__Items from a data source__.
[BEGIN]

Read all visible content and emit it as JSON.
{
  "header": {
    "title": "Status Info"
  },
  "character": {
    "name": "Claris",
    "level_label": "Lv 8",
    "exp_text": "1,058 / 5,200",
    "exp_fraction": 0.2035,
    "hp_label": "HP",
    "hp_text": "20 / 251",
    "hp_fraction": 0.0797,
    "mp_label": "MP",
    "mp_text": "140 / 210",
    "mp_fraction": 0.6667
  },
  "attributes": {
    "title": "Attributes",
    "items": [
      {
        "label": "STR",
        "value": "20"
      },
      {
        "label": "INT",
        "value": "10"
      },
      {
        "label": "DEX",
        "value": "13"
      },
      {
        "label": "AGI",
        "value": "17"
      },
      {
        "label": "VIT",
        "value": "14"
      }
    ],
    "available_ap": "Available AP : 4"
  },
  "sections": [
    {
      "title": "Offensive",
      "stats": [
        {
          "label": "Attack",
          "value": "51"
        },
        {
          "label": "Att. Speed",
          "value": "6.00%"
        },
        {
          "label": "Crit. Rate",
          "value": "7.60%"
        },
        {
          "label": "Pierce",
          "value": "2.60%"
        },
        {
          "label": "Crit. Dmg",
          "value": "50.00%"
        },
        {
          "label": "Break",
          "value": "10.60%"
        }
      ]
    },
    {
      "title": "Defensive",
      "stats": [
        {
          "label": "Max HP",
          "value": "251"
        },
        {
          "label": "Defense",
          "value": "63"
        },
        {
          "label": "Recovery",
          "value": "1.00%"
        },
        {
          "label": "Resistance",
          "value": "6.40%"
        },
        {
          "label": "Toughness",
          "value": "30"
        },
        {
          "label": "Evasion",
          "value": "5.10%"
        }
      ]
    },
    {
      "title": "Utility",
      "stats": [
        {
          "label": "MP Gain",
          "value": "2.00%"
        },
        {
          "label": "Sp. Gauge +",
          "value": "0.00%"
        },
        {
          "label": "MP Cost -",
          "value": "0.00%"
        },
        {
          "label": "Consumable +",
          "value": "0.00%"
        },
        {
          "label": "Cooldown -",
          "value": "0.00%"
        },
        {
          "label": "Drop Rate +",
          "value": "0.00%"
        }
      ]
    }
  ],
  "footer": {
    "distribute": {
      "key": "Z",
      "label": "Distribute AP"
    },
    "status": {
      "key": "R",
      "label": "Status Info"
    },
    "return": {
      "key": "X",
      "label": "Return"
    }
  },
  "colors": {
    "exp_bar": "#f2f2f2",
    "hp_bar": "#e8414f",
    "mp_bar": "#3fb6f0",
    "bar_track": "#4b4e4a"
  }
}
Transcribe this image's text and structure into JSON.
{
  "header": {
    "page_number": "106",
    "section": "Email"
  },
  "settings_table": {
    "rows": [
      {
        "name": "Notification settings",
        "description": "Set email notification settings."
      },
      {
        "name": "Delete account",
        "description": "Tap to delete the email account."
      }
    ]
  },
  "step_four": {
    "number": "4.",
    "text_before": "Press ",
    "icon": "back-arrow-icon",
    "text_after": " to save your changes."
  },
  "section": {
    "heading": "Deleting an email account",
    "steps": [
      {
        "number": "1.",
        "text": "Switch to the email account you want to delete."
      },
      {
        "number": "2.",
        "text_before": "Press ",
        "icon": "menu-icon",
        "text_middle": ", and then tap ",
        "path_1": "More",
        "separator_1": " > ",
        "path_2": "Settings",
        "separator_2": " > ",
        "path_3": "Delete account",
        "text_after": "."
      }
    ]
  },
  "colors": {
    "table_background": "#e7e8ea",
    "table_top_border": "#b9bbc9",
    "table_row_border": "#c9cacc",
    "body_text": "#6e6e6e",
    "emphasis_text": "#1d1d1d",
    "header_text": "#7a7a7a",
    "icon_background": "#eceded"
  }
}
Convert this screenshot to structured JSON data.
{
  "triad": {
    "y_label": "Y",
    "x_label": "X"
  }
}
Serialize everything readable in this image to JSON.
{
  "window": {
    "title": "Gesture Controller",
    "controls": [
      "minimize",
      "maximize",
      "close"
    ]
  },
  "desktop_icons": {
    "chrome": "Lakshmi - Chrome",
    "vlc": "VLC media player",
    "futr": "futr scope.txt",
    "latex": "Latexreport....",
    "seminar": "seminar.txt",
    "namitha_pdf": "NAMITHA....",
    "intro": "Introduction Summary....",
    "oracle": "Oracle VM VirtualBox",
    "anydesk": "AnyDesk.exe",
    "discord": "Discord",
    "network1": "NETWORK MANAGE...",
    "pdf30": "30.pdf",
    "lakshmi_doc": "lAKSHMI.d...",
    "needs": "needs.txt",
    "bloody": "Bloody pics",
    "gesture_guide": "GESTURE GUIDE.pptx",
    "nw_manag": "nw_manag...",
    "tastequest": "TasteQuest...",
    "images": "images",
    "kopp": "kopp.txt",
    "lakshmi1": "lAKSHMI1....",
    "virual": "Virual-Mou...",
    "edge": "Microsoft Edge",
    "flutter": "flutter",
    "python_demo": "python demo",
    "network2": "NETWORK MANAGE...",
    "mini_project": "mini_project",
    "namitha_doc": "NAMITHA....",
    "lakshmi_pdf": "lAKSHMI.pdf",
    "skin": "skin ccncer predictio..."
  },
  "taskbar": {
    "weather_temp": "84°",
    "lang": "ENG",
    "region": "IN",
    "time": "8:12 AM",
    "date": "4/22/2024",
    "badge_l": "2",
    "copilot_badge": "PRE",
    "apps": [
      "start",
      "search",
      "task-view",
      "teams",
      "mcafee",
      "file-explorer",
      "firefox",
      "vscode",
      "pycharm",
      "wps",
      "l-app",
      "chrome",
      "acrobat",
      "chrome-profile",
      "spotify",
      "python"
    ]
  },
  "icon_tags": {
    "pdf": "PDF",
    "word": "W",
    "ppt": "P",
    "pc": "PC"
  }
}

[END]

Write out all the data again, exactly as it appears.

__Correct response__.
Read all visible content and emit it as JSON.
{
  "header": {
    "title": "Status Info"
  },
  "character": {
    "name": "Claris",
    "level_label": "Lv 8",
    "exp_text": "1,058 / 5,200",
    "exp_fraction": 0.2035,
    "hp_label": "HP",
    "hp_text": "20 / 251",
    "hp_fraction": 0.0797,
    "mp_label": "MP",
    "mp_text": "140 / 210",
    "mp_fraction": 0.6667
  },
  "attributes": {
    "title": "Attributes",
    "items": [
      {
        "label": "STR",
        "value": "20"
      },
      {
        "label": "INT",
        "value": "10"
      },
      {
        "label": "DEX",
        "value": "13"
      },
      {
        "label": "AGI",
        "value": "17"
      },
      {
        "label": "VIT",
        "value": "14"
      }
    ],
    "available_ap": "Available AP : 4"
  },
  "sections": [
    {
      "title": "Offensive",
      "stats": [
        {
          "label": "Attack",
          "value": "51"
        },
        {
          "label": "Att. Speed",
          "value": "6.00%"
        },
        {
          "label": "Crit. Rate",
          "value": "7.60%"
        },
        {
          "label": "Pierce",
          "value": "2.60%"
        },
        {
          "label": "Crit. Dmg",
          "value": "50.00%"
        },
        {
          "label": "Break",
          "value": "10.60%"
        }
      ]
    },
    {
      "title": "Defensive",
      "stats": [
        {
          "label": "Max HP",
          "value": "251"
        },
        {
          "label": "Defense",
          "value": "63"
        },
        {
          "label": "Recovery",
          "value": "1.00%"
        },
        {
          "label": "Resistance",
          "value": "6.40%"
        },
        {
          "label": "Toughness",
          "value": "30"
        },
        {
          "label": "Evasion",
          "value": "5.10%"
        }
      ]
    },
    {
      "title": "Utility",
      "stats": [
        {
          "label": "MP Gain",
          "value": "2.00%"
        },
        {
          "label": "Sp. Gauge +",
          "value": "0.00%"
        },
        {
          "label": "MP Cost -",
          "value": "0.00%"
        },
        {
          "label": "Consumable +",
          "value": "0.00%"
        },
        {
          "label": "Cooldown -",
          "value": "0.00%"
        },
        {
          "label": "Drop Rate +",
          "value": "0.00%"
        }
      ]
    }
  ],
  "footer": {
    "distribute": {
      "key": "Z",
      "label": "Distribute AP"
    },
    "status": {
      "key": "R",
      "label": "Status Info"
    },
    "return": {
      "key": "X",
      "label": "Return"
    }
  },
  "colors": {
    "exp_bar": "#f2f2f2",
    "hp_bar": "#e8414f",
    "mp_bar": "#3fb6f0",
    "bar_track": "#4b4e4a"
  }
}
Transcribe this image's text and structure into JSON.
{
  "header": {
    "page_number": "106",
    "section": "Email"
  },
  "settings_table": {
    "rows": [
      {
        "name": "Notification settings",
        "description": "Set email notification settings."
      },
      {
        "name": "Delete account",
        "description": "Tap to delete the email account."
      }
    ]
  },
  "step_four": {
    "number": "4.",
    "text_before": "Press ",
    "icon": "back-arrow-icon",
    "text_after": " to save your changes."
  },
  "section": {
    "heading": "Deleting an email account",
    "steps": [
      {
        "number": "1.",
        "text": "Switch to the email account you want to delete."
      },
      {
        "number": "2.",
        "text_before": "Press ",
        "icon": "menu-icon",
        "text_middle": ", and then tap ",
        "path_1": "More",
        "separator_1": " > ",
        "path_2": "Settings",
        "separator_2": " > ",
        "path_3": "Delete account",
        "text_after": "."
      }
    ]
  },
  "colors": {
    "table_background": "#e7e8ea",
    "table_top_border": "#b9bbc9",
    "table_row_border": "#c9cacc",
    "body_text": "#6e6e6e",
    "emphasis_text": "#1d1d1d",
    "header_text": "#7a7a7a",
    "icon_background": "#eceded"
  }
}
Convert this screenshot to structured JSON data.
{
  "triad": {
    "y_label": "Y",
    "x_label": "X"
  }
}
Serialize everything readable in this image to JSON.
{
  "window": {
    "title": "Gesture Controller",
    "controls": [
      "minimize",
      "maximize",
      "close"
    ]
  },
  "desktop_icons": {
    "chrome": "Lakshmi - Chrome",
    "vlc": "VLC media player",
    "futr": "futr scope.txt",
    "latex": "Latexreport....",
    "seminar": "seminar.txt",
    "namitha_pdf": "NAMITHA....",
    "intro": "Introduction Summary....",
    "oracle": "Oracle VM VirtualBox",
    "anydesk": "AnyDesk.exe",
    "discord": "Discord",
    "network1": "NETWORK MANAGE...",
    "pdf30": "30.pdf",
    "lakshmi_doc": "lAKSHMI.d...",
    "needs": "needs.txt",
    "bloody": "Bloody pics",
    "gesture_guide": "GESTURE GUIDE.pptx",
    "nw_manag": "nw_manag...",
    "tastequest": "TasteQuest...",
    "images": "images",
    "kopp": "kopp.txt",
    "lakshmi1": "lAKSHMI1....",
    "virual": "Virual-Mou...",
    "edge": "Microsoft Edge",
    "flutter": "flutter",
    "python_demo": "python demo",
    "network2": "NETWORK MANAGE...",
    "mini_project": "mini_project",
    "namitha_doc": "NAMITHA....",
    "lakshmi_pdf": "lAKSHMI.pdf",
    "skin": "skin ccncer predictio..."
  },
  "taskbar": {
    "weather_temp": "84°",
    "lang": "ENG",
    "region": "IN",
    "time": "8:12 AM",
    "date": "4/22/2024",
    "badge_l": "2",
    "copilot_badge": "PRE",
    "apps": [
      "start",
      "search",
      "task-view",
      "teams",
      "mcafee",
      "file-explorer",
      "firefox",
      "vscode",
      "pycharm",
      "wps",
      "l-app",
      "chrome",
      "acrobat",
      "chrome-profile",
      "spotify",
      "python"
    ]
  },
  "icon_tags": {
    "pdf": "PDF",
    "word": "W",
    "ppt": "P",
    "pc": "PC"
  }
}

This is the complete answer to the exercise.